GIVEN REQUEST:
The entire listing is to be repeated verbatim.

RECORDS SUPPLIED:
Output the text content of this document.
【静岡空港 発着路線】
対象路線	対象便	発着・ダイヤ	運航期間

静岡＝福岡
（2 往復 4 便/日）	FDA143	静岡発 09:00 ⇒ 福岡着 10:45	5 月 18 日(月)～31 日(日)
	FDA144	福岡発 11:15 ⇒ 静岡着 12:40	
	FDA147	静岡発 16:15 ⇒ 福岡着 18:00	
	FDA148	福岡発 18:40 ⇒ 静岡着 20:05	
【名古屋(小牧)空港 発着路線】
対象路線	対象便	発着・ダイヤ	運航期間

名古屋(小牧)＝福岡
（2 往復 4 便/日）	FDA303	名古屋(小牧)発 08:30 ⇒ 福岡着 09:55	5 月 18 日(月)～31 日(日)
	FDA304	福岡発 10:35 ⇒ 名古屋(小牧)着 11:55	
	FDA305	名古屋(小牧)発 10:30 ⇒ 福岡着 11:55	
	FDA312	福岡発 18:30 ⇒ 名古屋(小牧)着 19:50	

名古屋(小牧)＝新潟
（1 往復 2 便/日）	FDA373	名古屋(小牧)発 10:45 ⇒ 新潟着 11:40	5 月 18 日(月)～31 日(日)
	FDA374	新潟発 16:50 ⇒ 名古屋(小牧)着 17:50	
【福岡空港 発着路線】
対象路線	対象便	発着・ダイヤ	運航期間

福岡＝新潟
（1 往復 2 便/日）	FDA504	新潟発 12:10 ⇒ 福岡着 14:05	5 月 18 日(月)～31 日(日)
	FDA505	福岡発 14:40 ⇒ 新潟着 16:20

RESULT FOR THIS TASK:
Output the text content of this document.
【静岡空港 発着路線】
対象路線	対象便	発着・ダイヤ	運航期間

静岡＝福岡
（2 往復 4 便/日）	FDA143	静岡発 09:00 ⇒ 福岡着 10:45	5 月 18 日(月)～31 日(日)
	FDA144	福岡発 11:15 ⇒ 静岡着 12:40	
	FDA147	静岡発 16:15 ⇒ 福岡着 18:00	
	FDA148	福岡発 18:40 ⇒ 静岡着 20:05	
【名古屋(小牧)空港 発着路線】
対象路線	対象便	発着・ダイヤ	運航期間

名古屋(小牧)＝福岡
（2 往復 4 便/日）	FDA303	名古屋(小牧)発 08:30 ⇒ 福岡着 09:55	5 月 18 日(月)～31 日(日)
	FDA304	福岡発 10:35 ⇒ 名古屋(小牧)着 11:55	
	FDA305	名古屋(小牧)発 10:30 ⇒ 福岡着 11:55	
	FDA312	福岡発 18:30 ⇒ 名古屋(小牧)着 19:50	

名古屋(小牧)＝新潟
（1 往復 2 便/日）	FDA373	名古屋(小牧)発 10:45 ⇒ 新潟着 11:40	5 月 18 日(月)～31 日(日)
	FDA374	新潟発 16:50 ⇒ 名古屋(小牧)着 17:50	
【福岡空港 発着路線】
対象路線	対象便	発着・ダイヤ	運航期間

福岡＝新潟
（1 往復 2 便/日）	FDA504	新潟発 12:10 ⇒ 福岡着 14:05	5 月 18 日(月)～31 日(日)
	FDA505	福岡発 14:40 ⇒ 新潟着 16:20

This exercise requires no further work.